• Written instruction: Return the count of lines that hold the string "images", with no other words.

## BEGIN Supplied records

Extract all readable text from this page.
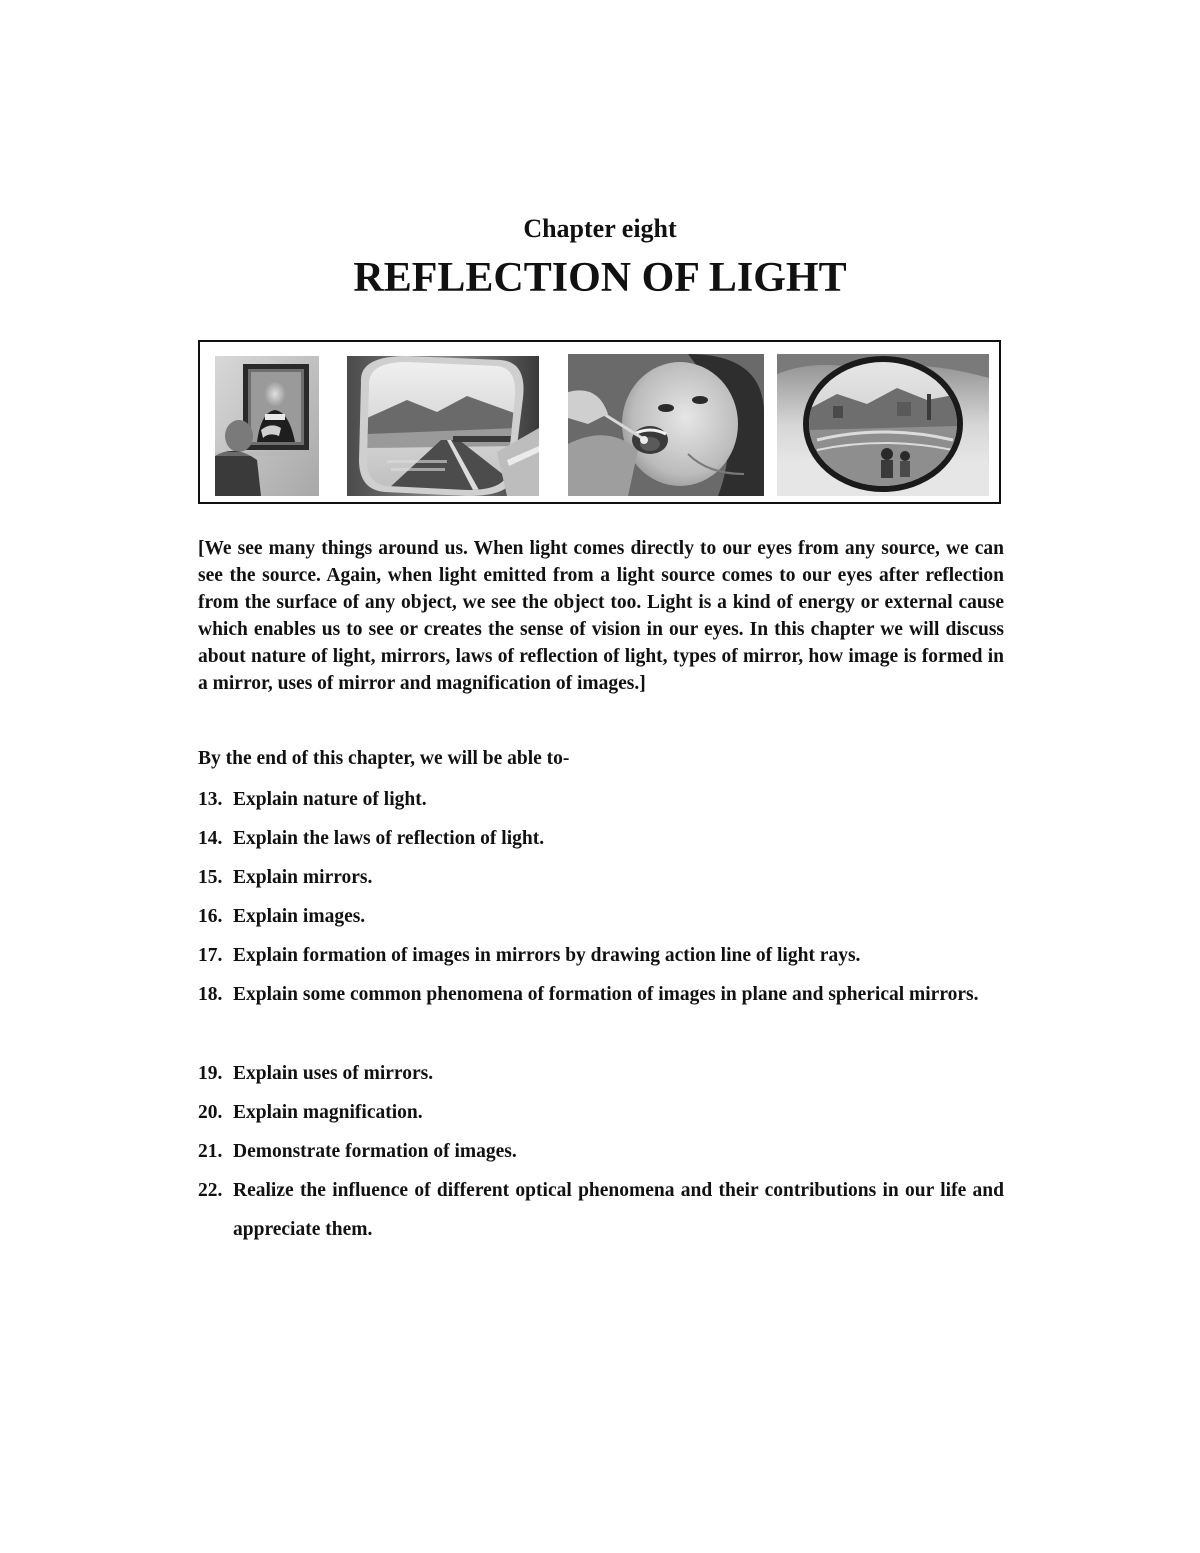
Chapter eight
REFLECTION OF LIGHT

[We see many things around us. When light comes directly to our eyes from any source, we can see the source. Again, when light emitted from a light source comes to our eyes after reflection from the surface of any object, we see the object too. Light is a kind of energy or external cause which enables us to see or creates the sense of vision in our eyes. In this chapter we will discuss about nature of light, mirrors, laws of reflection of light, types of mirror, how image is formed in a mirror, uses of mirror and magnification of images.]

By the end of this chapter, we will be able to-
13. Explain nature of light.
14. Explain the laws of reflection of light.
15. Explain mirrors.
16. Explain images.
17. Explain formation of images in mirrors by drawing action line of light rays.
18. Explain some common phenomena of formation of images in plane and spherical mirrors.
19. Explain uses of mirrors.
20. Explain magnification.
21. Demonstrate formation of images.
22. Realize the influence of different optical phenomena and their contributions in our life and appreciate them.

## END Supplied records

• Final result: 5